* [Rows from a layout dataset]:
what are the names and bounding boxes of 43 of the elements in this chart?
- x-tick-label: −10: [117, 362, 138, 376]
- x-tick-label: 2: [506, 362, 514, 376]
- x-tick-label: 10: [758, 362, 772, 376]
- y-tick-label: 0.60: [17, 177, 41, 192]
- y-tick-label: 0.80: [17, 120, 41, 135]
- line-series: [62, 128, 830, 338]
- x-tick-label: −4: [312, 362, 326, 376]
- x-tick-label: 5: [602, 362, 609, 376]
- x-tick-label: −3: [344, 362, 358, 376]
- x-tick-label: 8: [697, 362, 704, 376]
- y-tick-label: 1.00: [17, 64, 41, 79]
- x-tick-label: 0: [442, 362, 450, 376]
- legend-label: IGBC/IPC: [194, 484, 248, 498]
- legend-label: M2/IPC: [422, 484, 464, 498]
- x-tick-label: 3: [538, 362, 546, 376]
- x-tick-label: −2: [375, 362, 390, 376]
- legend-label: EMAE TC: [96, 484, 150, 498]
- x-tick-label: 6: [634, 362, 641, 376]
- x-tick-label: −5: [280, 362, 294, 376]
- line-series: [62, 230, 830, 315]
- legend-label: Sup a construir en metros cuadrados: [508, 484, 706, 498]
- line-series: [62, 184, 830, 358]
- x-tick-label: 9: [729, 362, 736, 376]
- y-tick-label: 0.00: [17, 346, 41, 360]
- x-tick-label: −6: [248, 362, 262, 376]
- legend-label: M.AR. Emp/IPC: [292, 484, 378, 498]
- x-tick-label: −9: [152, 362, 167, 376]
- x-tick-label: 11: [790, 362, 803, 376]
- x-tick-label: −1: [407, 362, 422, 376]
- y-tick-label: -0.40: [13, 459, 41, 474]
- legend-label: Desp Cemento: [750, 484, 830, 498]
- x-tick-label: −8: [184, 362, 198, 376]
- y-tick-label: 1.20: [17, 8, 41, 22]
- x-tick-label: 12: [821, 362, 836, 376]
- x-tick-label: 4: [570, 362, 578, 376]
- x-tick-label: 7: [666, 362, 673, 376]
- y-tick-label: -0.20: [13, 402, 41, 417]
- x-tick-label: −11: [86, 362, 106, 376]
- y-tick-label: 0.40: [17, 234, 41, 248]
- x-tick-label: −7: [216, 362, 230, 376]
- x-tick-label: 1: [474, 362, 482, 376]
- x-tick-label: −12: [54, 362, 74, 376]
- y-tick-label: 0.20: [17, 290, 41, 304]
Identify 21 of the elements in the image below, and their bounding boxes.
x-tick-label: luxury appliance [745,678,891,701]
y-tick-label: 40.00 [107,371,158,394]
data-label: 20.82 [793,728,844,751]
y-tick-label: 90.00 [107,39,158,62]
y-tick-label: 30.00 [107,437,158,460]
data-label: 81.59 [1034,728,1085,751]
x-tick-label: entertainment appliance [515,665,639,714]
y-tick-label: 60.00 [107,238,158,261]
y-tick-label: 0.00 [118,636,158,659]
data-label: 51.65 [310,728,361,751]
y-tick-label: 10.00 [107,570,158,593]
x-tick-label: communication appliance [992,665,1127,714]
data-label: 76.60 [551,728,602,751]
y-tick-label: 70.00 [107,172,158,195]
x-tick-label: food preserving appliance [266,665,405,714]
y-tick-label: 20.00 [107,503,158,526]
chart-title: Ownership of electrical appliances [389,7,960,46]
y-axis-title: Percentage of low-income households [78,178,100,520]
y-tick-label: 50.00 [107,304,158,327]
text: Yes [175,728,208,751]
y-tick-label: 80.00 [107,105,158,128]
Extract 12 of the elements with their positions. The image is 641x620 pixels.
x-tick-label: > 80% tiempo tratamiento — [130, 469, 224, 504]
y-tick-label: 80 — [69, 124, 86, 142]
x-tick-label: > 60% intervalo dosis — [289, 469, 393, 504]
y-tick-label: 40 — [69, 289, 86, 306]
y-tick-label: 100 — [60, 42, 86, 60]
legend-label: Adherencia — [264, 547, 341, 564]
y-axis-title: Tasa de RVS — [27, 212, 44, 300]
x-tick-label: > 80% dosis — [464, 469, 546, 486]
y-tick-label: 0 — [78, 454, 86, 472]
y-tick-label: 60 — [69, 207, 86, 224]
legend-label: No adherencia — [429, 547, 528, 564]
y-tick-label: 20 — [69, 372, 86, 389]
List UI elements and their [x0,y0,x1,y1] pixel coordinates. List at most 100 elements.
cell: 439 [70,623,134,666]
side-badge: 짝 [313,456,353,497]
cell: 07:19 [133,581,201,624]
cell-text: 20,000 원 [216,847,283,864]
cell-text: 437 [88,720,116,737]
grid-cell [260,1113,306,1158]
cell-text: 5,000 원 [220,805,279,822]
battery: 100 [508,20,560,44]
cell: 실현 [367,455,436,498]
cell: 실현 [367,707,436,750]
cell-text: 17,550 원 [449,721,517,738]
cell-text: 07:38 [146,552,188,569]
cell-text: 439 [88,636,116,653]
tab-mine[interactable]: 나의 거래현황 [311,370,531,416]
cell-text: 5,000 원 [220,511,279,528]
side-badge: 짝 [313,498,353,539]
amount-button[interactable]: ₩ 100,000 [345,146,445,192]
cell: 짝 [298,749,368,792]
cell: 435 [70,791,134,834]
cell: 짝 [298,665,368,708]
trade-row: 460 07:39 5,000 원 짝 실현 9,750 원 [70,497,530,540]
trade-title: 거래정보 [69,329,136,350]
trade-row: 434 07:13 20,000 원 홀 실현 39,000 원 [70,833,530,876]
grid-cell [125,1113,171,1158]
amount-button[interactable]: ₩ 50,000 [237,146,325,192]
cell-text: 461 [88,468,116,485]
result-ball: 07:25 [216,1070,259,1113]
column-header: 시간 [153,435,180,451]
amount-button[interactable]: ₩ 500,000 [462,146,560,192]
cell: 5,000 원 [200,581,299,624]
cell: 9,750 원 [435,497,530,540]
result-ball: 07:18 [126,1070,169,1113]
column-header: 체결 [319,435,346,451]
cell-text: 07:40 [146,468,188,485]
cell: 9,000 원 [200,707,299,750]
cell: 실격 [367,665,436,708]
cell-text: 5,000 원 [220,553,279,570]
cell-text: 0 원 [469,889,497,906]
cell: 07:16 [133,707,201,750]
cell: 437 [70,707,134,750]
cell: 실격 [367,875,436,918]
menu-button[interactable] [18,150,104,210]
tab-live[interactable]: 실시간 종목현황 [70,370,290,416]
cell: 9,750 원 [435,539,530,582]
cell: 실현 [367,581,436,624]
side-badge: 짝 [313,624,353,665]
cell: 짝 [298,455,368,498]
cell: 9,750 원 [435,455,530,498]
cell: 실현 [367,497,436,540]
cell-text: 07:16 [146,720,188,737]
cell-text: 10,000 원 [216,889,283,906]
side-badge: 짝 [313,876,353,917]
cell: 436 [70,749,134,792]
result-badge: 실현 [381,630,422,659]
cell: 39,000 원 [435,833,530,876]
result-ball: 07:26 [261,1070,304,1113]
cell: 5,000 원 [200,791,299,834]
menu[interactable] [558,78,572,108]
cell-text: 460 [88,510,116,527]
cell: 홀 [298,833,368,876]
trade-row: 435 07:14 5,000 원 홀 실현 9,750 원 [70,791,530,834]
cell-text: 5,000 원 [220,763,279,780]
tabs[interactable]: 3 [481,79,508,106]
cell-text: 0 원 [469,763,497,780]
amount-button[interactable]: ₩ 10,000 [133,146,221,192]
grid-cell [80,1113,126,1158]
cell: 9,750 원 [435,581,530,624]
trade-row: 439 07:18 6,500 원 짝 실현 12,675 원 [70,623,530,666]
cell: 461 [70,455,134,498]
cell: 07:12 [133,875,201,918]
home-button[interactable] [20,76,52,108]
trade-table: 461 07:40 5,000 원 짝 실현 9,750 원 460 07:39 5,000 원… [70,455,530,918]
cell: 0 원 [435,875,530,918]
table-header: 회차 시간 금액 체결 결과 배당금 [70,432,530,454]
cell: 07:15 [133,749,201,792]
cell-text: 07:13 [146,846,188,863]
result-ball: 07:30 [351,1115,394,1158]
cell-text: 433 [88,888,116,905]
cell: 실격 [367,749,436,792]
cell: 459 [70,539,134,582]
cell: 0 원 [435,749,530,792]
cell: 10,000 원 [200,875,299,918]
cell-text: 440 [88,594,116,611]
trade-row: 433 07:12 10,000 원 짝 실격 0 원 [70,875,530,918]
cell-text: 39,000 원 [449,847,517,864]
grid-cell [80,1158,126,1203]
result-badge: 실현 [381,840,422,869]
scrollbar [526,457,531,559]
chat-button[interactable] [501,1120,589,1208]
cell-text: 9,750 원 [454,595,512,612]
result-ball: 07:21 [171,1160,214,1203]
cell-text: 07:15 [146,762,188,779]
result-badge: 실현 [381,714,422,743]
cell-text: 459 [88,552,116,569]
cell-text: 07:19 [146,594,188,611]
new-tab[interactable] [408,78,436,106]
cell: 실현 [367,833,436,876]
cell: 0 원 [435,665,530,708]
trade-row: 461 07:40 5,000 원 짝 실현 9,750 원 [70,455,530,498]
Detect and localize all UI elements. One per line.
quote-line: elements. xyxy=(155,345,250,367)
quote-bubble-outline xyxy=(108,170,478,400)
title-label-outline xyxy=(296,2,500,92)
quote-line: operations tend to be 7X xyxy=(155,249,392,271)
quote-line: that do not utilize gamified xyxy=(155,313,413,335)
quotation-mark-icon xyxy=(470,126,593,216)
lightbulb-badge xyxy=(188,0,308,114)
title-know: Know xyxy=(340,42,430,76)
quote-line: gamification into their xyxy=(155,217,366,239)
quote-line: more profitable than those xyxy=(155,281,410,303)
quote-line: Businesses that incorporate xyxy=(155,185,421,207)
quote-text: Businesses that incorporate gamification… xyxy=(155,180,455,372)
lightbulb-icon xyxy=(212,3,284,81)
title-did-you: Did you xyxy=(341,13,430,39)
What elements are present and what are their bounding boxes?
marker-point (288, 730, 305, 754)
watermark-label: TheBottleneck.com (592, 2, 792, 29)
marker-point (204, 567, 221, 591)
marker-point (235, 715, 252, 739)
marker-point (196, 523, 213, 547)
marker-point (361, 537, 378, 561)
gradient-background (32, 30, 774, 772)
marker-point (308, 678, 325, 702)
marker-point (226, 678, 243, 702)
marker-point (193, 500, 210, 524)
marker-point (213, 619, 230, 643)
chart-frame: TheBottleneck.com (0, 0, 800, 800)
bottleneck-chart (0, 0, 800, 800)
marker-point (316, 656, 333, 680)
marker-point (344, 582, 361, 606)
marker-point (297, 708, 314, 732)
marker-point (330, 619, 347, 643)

* [Exercise description]: Copy the lines from the start of the records through the line containing "- y-tick-label: 0.60: [17, 177, 41, 192]", changing "x-tick-label" to "x-axis-label" and leaving everything else as it is.

* [Solution to the exercise]:
what are the names and bounding boxes of 43 of the elements in this chart?
- x-axis-label: −10: [117, 362, 138, 376]
- x-axis-label: 2: [506, 362, 514, 376]
- x-axis-label: 10: [758, 362, 772, 376]
- y-tick-label: 0.60: [17, 177, 41, 192]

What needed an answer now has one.